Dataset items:
******************************
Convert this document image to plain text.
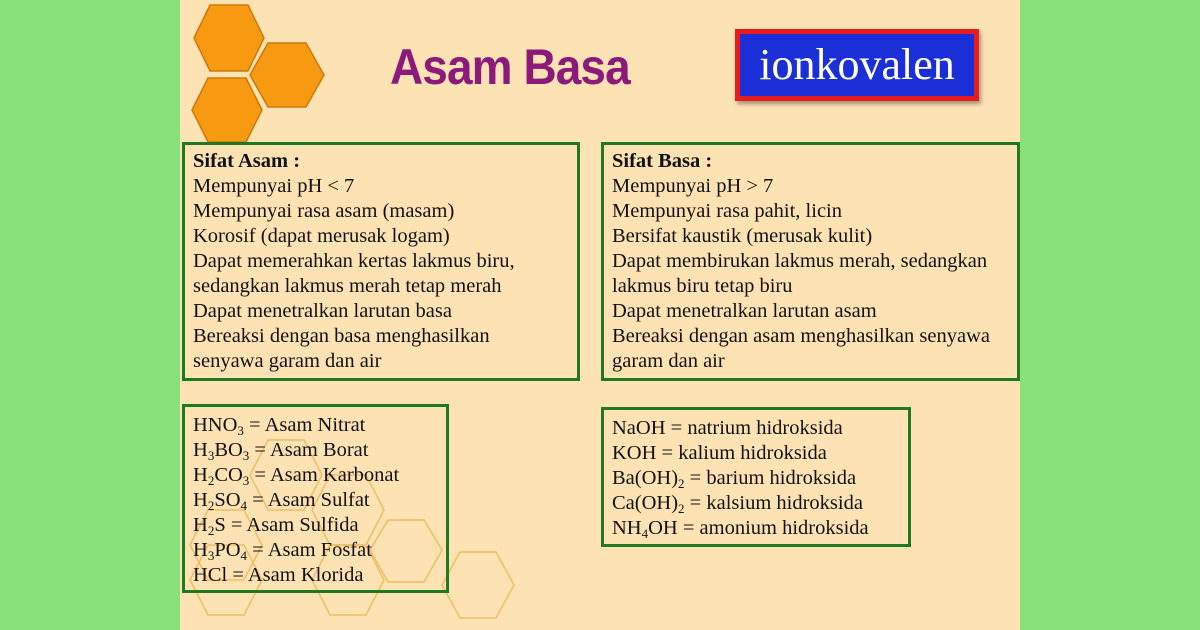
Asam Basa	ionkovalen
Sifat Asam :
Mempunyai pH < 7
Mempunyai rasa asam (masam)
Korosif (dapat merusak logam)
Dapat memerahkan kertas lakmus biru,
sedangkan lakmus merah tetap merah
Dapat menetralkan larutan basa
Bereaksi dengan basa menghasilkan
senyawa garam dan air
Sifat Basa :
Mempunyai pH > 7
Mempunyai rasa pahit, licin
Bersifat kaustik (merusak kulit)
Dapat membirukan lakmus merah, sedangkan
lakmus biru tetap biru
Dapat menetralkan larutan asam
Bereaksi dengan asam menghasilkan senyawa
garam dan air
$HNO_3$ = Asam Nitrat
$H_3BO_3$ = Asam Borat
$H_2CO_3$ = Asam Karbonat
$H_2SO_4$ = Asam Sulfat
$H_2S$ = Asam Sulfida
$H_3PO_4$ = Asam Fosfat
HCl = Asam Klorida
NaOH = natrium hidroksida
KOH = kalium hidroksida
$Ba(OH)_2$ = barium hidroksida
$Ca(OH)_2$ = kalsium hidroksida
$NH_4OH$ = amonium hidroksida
******************************
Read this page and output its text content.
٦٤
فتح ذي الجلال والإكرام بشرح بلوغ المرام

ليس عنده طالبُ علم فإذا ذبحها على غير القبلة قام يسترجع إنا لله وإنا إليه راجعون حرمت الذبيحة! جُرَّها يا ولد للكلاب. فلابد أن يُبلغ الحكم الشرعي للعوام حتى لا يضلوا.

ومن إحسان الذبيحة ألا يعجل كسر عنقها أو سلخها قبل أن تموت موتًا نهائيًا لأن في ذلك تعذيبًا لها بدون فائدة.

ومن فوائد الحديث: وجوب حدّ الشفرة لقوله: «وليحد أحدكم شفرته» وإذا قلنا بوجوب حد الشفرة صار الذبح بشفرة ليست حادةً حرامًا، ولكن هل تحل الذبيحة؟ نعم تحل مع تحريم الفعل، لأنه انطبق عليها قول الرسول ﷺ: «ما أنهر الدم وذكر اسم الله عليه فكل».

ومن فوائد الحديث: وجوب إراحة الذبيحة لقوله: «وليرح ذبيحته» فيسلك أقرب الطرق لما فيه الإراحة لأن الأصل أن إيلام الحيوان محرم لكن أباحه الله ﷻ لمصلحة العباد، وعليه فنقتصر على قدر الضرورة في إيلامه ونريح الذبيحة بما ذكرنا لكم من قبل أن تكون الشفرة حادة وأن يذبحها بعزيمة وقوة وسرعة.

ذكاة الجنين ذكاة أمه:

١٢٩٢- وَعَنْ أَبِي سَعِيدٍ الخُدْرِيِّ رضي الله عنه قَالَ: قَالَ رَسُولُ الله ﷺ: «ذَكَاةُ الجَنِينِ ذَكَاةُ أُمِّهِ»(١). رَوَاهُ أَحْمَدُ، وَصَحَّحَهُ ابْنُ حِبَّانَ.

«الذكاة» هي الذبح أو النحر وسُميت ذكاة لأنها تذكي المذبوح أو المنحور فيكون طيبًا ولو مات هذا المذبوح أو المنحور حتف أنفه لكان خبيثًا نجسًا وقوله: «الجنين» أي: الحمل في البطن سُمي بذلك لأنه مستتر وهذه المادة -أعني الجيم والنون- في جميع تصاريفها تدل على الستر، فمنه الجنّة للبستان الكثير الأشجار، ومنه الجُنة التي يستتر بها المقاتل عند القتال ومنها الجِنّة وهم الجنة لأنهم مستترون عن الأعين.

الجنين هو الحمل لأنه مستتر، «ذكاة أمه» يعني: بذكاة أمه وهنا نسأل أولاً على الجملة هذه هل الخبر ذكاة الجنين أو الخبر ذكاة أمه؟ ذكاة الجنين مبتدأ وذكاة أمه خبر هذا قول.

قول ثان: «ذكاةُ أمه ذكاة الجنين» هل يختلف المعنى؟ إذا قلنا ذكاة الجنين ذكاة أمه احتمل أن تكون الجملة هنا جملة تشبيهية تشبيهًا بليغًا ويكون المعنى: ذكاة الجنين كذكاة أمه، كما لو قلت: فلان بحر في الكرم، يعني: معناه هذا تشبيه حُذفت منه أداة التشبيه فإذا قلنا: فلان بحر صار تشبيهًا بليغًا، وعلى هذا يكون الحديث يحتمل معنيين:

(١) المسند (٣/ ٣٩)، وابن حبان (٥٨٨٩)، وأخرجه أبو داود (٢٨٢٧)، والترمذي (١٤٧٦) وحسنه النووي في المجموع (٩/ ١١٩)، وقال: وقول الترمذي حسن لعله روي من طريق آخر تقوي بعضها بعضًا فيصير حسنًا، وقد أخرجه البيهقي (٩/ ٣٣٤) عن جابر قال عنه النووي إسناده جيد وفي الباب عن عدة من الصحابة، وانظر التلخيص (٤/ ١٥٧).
******************************
Go through the listing above and pull out each line containing the word "hidroksida".

RESPONSE =
NaOH = natrium hidroksida
KOH = kalium hidroksida
$Ba(OH)_2$ = barium hidroksida
$Ca(OH)_2$ = kalsium hidroksida
$NH_4OH$ = amonium hidroksida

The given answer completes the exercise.